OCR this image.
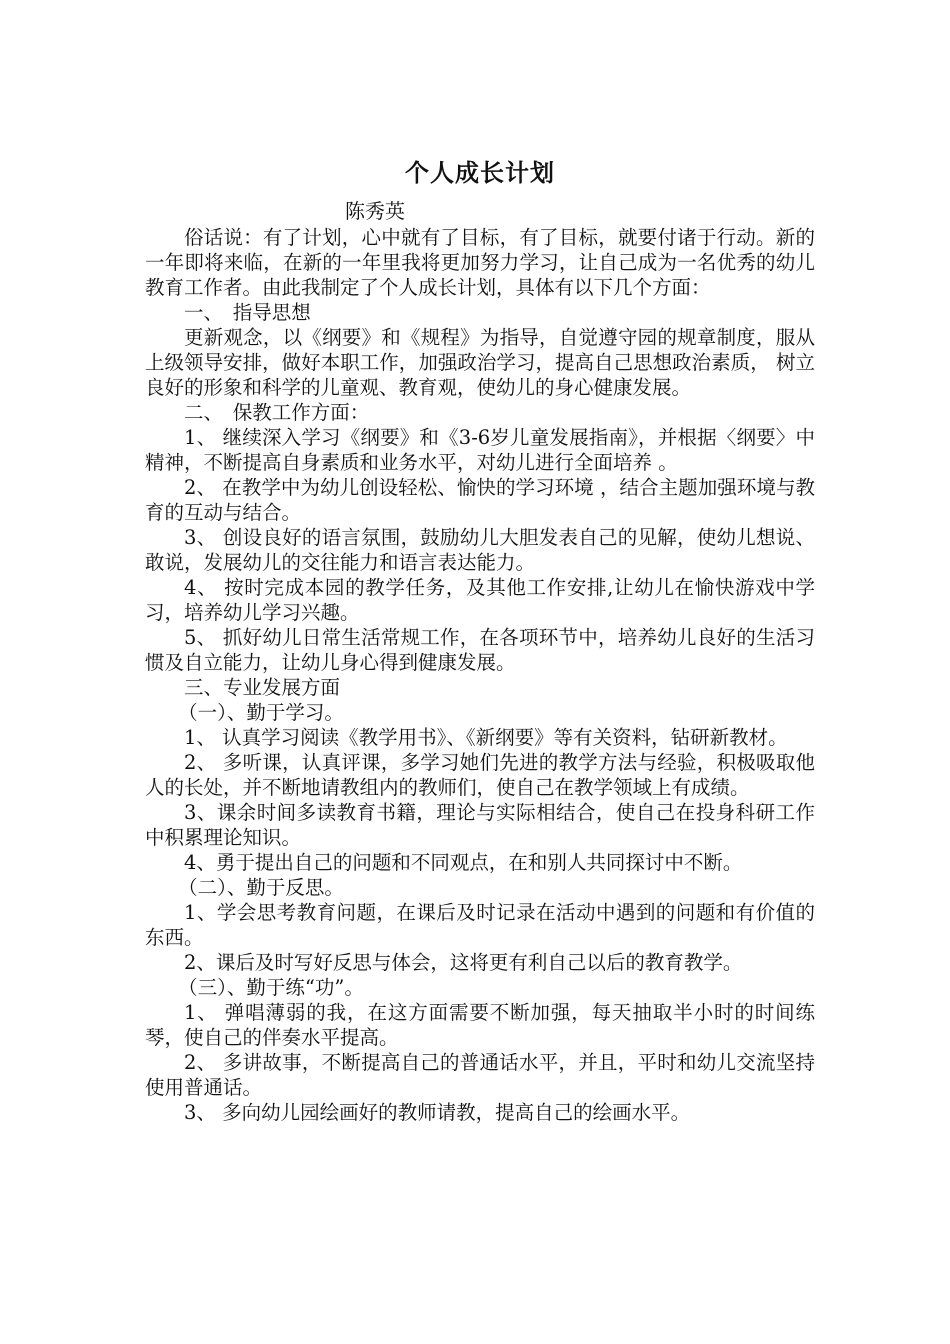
个人成长计划
陈秀英

俗话说：有了计划，心中就有了目标，有了目标，就要付诸于行动。新的一年即将来临，在新的一年里我将更加努力学习，让自己成为一名优秀的幼儿教育工作者。由此我制定了个人成长计划，具体有以下几个方面：

一、　指导思想

更新观念，以《纲要》和《规程》为指导，自觉遵守园的规章制度，服从上级领导安排，做好本职工作，加强政治学习，提高自己思想政治素质， 树立良好的形象和科学的儿童观、教育观，使幼儿的身心健康发展。

二、　保教工作方面：

1、 继续深入学习《纲要》和《3-6岁儿童发展指南》，并根据〈纲要〉中精神，不断提高自身素质和业务水平，对幼儿进行全面培养 。

2、 在教学中为幼儿创设轻松、愉快的学习环境 ，结合主题加强环境与教育的互动与结合。

3、 创设良好的语言氛围，鼓励幼儿大胆发表自己的见解，使幼儿想说、敢说，发展幼儿的交往能力和语言表达能力。

4、 按时完成本园的教学任务，及其他工作安排,让幼儿在愉快游戏中学习，培养幼儿学习兴趣。

5、 抓好幼儿日常生活常规工作，在各项环节中，培养幼儿良好的生活习惯及自立能力，让幼儿身心得到健康发展。

三、专业发展方面

（一）、勤于学习。

1、 认真学习阅读《教学用书》、《新纲要》等有关资料，钻研新教材。

2、 多听课，认真评课，多学习她们先进的教学方法与经验，积极吸取他人的长处，并不断地请教组内的教师们，使自己在教学领域上有成绩。

3、课余时间多读教育书籍，理论与实际相结合，使自己在投身科研工作中积累理论知识。

4、勇于提出自己的问题和不同观点，在和别人共同探讨中不断。

（二）、勤于反思。

1、学会思考教育问题，在课后及时记录在活动中遇到的问题和有价值的东西。

2、课后及时写好反思与体会，这将更有利自己以后的教育教学。

（三）、勤于练“功”。

1、 弹唱薄弱的我，在这方面需要不断加强，每天抽取半小时的时间练琴，使自己的伴奏水平提高。

2、 多讲故事，不断提高自己的普通话水平，并且，平时和幼儿交流坚持使用普通话。

3、 多向幼儿园绘画好的教师请教，提高自己的绘画水平。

------

Description of the task: Transcribe the whole listing exactly. Pictures stay out of your copy.

Full answer:
OCR this image.
个人成长计划
陈秀英

俗话说：有了计划，心中就有了目标，有了目标，就要付诸于行动。新的一年即将来临，在新的一年里我将更加努力学习，让自己成为一名优秀的幼儿教育工作者。由此我制定了个人成长计划，具体有以下几个方面：

一、　指导思想

更新观念，以《纲要》和《规程》为指导，自觉遵守园的规章制度，服从上级领导安排，做好本职工作，加强政治学习，提高自己思想政治素质， 树立良好的形象和科学的儿童观、教育观，使幼儿的身心健康发展。

二、　保教工作方面：

1、 继续深入学习《纲要》和《3-6岁儿童发展指南》，并根据〈纲要〉中精神，不断提高自身素质和业务水平，对幼儿进行全面培养 。

2、 在教学中为幼儿创设轻松、愉快的学习环境 ，结合主题加强环境与教育的互动与结合。

3、 创设良好的语言氛围，鼓励幼儿大胆发表自己的见解，使幼儿想说、敢说，发展幼儿的交往能力和语言表达能力。

4、 按时完成本园的教学任务，及其他工作安排,让幼儿在愉快游戏中学习，培养幼儿学习兴趣。

5、 抓好幼儿日常生活常规工作，在各项环节中，培养幼儿良好的生活习惯及自立能力，让幼儿身心得到健康发展。

三、专业发展方面

（一）、勤于学习。

1、 认真学习阅读《教学用书》、《新纲要》等有关资料，钻研新教材。

2、 多听课，认真评课，多学习她们先进的教学方法与经验，积极吸取他人的长处，并不断地请教组内的教师们，使自己在教学领域上有成绩。

3、课余时间多读教育书籍，理论与实际相结合，使自己在投身科研工作中积累理论知识。

4、勇于提出自己的问题和不同观点，在和别人共同探讨中不断。

（二）、勤于反思。

1、学会思考教育问题，在课后及时记录在活动中遇到的问题和有价值的东西。

2、课后及时写好反思与体会，这将更有利自己以后的教育教学。

（三）、勤于练“功”。

1、 弹唱薄弱的我，在这方面需要不断加强，每天抽取半小时的时间练琴，使自己的伴奏水平提高。

2、 多讲故事，不断提高自己的普通话水平，并且，平时和幼儿交流坚持使用普通话。

3、 多向幼儿园绘画好的教师请教，提高自己的绘画水平。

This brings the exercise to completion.